[Collection entries]
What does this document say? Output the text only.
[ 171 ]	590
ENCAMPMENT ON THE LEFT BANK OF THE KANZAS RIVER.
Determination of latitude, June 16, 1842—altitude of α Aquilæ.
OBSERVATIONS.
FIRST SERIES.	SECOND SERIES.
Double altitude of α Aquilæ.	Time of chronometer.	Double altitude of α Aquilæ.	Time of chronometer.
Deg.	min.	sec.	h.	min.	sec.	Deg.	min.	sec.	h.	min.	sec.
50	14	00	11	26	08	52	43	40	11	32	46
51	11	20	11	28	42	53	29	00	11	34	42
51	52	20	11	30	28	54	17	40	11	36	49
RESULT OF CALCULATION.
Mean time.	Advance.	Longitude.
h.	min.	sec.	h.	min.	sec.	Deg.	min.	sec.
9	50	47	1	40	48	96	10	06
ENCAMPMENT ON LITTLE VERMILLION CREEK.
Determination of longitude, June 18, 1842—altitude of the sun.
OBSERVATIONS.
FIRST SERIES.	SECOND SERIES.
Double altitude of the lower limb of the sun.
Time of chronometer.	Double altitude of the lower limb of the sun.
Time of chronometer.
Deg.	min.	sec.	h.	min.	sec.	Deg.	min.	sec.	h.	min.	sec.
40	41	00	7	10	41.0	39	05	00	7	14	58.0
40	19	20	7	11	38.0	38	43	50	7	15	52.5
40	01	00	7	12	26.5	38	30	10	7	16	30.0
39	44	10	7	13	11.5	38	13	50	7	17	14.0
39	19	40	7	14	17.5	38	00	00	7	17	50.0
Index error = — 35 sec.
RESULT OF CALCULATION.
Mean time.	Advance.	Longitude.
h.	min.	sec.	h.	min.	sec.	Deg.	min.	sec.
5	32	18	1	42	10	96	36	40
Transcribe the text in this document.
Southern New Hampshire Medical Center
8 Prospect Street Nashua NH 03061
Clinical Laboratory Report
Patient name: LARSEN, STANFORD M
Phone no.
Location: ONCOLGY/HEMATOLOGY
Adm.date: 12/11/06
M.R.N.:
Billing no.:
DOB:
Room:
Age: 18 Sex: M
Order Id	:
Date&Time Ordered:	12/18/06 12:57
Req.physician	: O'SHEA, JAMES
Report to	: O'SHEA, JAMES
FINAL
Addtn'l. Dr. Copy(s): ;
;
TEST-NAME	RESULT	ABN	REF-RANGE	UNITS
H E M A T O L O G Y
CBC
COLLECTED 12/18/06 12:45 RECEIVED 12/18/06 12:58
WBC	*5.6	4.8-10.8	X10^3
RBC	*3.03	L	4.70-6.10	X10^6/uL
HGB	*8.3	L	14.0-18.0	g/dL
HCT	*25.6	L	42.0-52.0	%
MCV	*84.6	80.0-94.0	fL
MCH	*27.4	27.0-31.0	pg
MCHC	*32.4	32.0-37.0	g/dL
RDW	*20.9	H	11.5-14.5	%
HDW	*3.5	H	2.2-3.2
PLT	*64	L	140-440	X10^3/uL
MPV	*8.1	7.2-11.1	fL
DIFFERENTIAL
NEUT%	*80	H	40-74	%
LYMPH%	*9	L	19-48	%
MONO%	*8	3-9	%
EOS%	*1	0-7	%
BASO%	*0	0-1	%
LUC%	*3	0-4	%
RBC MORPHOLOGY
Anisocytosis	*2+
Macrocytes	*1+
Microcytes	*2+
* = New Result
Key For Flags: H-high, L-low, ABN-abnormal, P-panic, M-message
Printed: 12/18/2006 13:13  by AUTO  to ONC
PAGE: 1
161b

▶ WHAT IS ASKED
Transcribe the whole listing with nothing added or left out.

▶ RESULT OF THE TASK
What does this document say? Output the text only.
[ 171 ]	590
ENCAMPMENT ON THE LEFT BANK OF THE KANZAS RIVER.
Determination of latitude, June 16, 1842—altitude of α Aquilæ.
OBSERVATIONS.
FIRST SERIES.	SECOND SERIES.
Double altitude of α Aquilæ.	Time of chronometer.	Double altitude of α Aquilæ.	Time of chronometer.
Deg.	min.	sec.	h.	min.	sec.	Deg.	min.	sec.	h.	min.	sec.
50	14	00	11	26	08	52	43	40	11	32	46
51	11	20	11	28	42	53	29	00	11	34	42
51	52	20	11	30	28	54	17	40	11	36	49
RESULT OF CALCULATION.
Mean time.	Advance.	Longitude.
h.	min.	sec.	h.	min.	sec.	Deg.	min.	sec.
9	50	47	1	40	48	96	10	06
ENCAMPMENT ON LITTLE VERMILLION CREEK.
Determination of longitude, June 18, 1842—altitude of the sun.
OBSERVATIONS.
FIRST SERIES.	SECOND SERIES.
Double altitude of the lower limb of the sun.
Time of chronometer.	Double altitude of the lower limb of the sun.
Time of chronometer.
Deg.	min.	sec.	h.	min.	sec.	Deg.	min.	sec.	h.	min.	sec.
40	41	00	7	10	41.0	39	05	00	7	14	58.0
40	19	20	7	11	38.0	38	43	50	7	15	52.5
40	01	00	7	12	26.5	38	30	10	7	16	30.0
39	44	10	7	13	11.5	38	13	50	7	17	14.0
39	19	40	7	14	17.5	38	00	00	7	17	50.0
Index error = — 35 sec.
RESULT OF CALCULATION.
Mean time.	Advance.	Longitude.
h.	min.	sec.	h.	min.	sec.	Deg.	min.	sec.
5	32	18	1	42	10	96	36	40
Transcribe the text in this document.
Southern New Hampshire Medical Center
8 Prospect Street Nashua NH 03061
Clinical Laboratory Report
Patient name: LARSEN, STANFORD M
Phone no.
Location: ONCOLGY/HEMATOLOGY
Adm.date: 12/11/06
M.R.N.:
Billing no.:
DOB:
Room:
Age: 18 Sex: M
Order Id	:
Date&Time Ordered:	12/18/06 12:57
Req.physician	: O'SHEA, JAMES
Report to	: O'SHEA, JAMES
FINAL
Addtn'l. Dr. Copy(s): ;
;
TEST-NAME	RESULT	ABN	REF-RANGE	UNITS
H E M A T O L O G Y
CBC
COLLECTED 12/18/06 12:45 RECEIVED 12/18/06 12:58
WBC	*5.6	4.8-10.8	X10^3
RBC	*3.03	L	4.70-6.10	X10^6/uL
HGB	*8.3	L	14.0-18.0	g/dL
HCT	*25.6	L	42.0-52.0	%
MCV	*84.6	80.0-94.0	fL
MCH	*27.4	27.0-31.0	pg
MCHC	*32.4	32.0-37.0	g/dL
RDW	*20.9	H	11.5-14.5	%
HDW	*3.5	H	2.2-3.2
PLT	*64	L	140-440	X10^3/uL
MPV	*8.1	7.2-11.1	fL
DIFFERENTIAL
NEUT%	*80	H	40-74	%
LYMPH%	*9	L	19-48	%
MONO%	*8	3-9	%
EOS%	*1	0-7	%
BASO%	*0	0-1	%
LUC%	*3	0-4	%
RBC MORPHOLOGY
Anisocytosis	*2+
Macrocytes	*1+
Microcytes	*2+
* = New Result
Key For Flags: H-high, L-low, ABN-abnormal, P-panic, M-message
Printed: 12/18/2006 13:13  by AUTO  to ONC
PAGE: 1
161b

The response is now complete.